━━━━━ TEXTE SOURCE ━━━━━

NOUVEAUX APERCUS GNOMONIQUES A PROPOS DE L'ABBATIALE DE SAINT-ANTOINE EN DAUPHINE.

Par Paul Gagnaire

I Paramètres utilisés. 1

II La nature des cadrans solaires à réflexion. 2

1) Le cadran horizontal 2

2) Les 20 cadrans verticaux déclinants 3

3) Les 2 cadrans cylindriques concaves 3

4) Les 2 cadrans cylindriques convexes 4

III La nature des heures manifestées par les cadrans. 4

1) Le système des heures vraies locales. 4

2) Le système des heures babyloniques 5

3) Le système des heures italiques 5

4) Remarque complémentaire. 5

IV Conclusion.. 6

V Annexes. 6

Les préoccupations gnomoniques des Antonins qui possédaient l'abbaye de Saint-Antoine en Dauphiné, ont déjà été exposées dans le N°55 / été 1989, du Bulletin de l'Association nationale des Collectionneurs et Amateurs d'Horlogerie ancienne, (ANCAHA),sous la plume de Messieurs Yves et Marcel GAY et Charles Morat.

Nous nous intéressons plus spécialement, ici, au cadran solaire à réflexion qui occupe les deux étages supérieurs de l'escalier hélicoïdal du clocher. Ce cadran se développe sur l'envers des marches et des contremarches, sur la paroi cylindrique verticale qui forme la cage et sur le fût central, également cylindrique.

Le fonctionnement de ce cadran, aux aspects parfois déroutants, consiste dans le trajet, sur les surfaces gnomonisées, d'une petite tache de lumière qui y parcourt ou y coupe des lignes de couleurs traditionnelles numérotées en chiffres romains.

━━━━━

▶ **CONSIGNE ÉCRITE**
Citez intégralement le texte sur l'abbatiale de Saint-Antoine, s'il vous plaît, sans rien y changer. Travaillez uniquement à partir du texte sur l'abbatiale de Saint-Antoine.

━━━━━ DONNÉES FOURNIES ━━━━━

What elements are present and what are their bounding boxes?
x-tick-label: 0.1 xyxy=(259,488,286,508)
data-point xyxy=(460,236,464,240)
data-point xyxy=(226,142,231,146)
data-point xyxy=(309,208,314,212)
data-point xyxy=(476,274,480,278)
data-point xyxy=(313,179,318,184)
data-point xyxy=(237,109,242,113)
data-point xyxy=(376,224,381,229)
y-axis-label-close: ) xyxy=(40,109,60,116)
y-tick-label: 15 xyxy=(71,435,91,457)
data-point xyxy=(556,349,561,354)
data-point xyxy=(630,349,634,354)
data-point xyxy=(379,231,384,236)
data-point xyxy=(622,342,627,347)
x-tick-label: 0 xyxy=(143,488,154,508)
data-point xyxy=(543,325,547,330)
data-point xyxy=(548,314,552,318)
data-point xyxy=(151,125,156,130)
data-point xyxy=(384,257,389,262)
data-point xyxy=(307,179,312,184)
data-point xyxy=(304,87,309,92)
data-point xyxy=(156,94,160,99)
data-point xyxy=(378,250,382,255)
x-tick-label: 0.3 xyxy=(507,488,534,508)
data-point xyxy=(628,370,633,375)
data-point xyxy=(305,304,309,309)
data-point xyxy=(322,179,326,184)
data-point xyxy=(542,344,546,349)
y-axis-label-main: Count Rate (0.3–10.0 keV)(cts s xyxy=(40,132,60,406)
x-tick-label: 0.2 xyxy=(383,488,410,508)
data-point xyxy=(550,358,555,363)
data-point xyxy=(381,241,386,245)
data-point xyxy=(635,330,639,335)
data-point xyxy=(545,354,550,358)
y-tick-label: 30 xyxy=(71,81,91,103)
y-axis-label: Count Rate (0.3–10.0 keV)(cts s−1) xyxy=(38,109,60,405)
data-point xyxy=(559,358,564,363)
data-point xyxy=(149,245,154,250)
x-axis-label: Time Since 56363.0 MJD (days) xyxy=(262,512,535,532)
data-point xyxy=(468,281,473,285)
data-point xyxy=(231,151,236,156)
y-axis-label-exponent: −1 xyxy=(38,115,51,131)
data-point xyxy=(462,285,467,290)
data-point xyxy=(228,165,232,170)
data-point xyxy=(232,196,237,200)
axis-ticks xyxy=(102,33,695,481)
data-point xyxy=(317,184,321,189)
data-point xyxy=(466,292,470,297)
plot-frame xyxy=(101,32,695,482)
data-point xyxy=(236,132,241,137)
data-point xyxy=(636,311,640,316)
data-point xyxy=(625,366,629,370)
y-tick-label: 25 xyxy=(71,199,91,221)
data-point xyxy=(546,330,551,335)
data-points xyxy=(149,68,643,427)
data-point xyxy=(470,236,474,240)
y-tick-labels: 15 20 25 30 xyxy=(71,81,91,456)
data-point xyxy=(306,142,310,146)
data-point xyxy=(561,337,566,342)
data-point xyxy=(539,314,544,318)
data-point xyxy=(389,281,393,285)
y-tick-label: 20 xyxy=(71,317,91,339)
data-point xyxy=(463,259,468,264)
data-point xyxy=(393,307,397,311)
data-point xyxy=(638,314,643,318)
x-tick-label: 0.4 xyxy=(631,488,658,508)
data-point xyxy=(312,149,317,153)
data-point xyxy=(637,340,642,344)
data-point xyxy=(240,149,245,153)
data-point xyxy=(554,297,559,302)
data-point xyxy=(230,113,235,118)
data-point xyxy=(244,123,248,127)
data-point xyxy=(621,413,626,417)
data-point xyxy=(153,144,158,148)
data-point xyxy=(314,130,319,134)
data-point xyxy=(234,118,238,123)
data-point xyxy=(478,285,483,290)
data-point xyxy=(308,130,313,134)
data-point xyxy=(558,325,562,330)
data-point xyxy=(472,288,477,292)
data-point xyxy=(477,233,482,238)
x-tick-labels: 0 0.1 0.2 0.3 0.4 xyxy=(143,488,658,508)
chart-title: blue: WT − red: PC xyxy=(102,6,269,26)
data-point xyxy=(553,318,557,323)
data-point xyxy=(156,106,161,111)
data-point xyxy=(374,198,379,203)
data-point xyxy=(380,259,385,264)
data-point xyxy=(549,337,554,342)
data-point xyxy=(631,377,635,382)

━━━━━

▶ **RÉPONSE ATTENDUE**
NOUVEAUX APERCUS GNOMONIQUES A PROPOS DE L'ABBATIALE DE SAINT-ANTOINE EN DAUPHINE.

Par Paul Gagnaire

I Paramètres utilisés. 1

II La nature des cadrans solaires à réflexion. 2

1) Le cadran horizontal 2

2) Les 20 cadrans verticaux déclinants 3

3) Les 2 cadrans cylindriques concaves 3

4) Les 2 cadrans cylindriques convexes 4

III La nature des heures manifestées par les cadrans. 4

1) Le système des heures vraies locales. 4

2) Le système des heures babyloniques 5

3) Le système des heures italiques 5

4) Remarque complémentaire. 5

IV Conclusion.. 6

V Annexes. 6

Les préoccupations gnomoniques des Antonins qui possédaient l'abbaye de Saint-Antoine en Dauphiné, ont déjà été exposées dans le N°55 / été 1989, du Bulletin de l'Association nationale des Collectionneurs et Amateurs d'Horlogerie ancienne, (ANCAHA),sous la plume de Messieurs Yves et Marcel GAY et Charles Morat.

Nous nous intéressons plus spécialement, ici, au cadran solaire à réflexion qui occupe les deux étages supérieurs de l'escalier hélicoïdal du clocher. Ce cadran se développe sur l'envers des marches et des contremarches, sur la paroi cylindrique verticale qui forme la cage et sur le fût central, également cylindrique.

Le fonctionnement de ce cadran, aux aspects parfois déroutants, consiste dans le trajet, sur les surfaces gnomonisées, d'une petite tache de lumière qui y parcourt ou y coupe des lignes de couleurs traditionnelles numérotées en chiffres romains.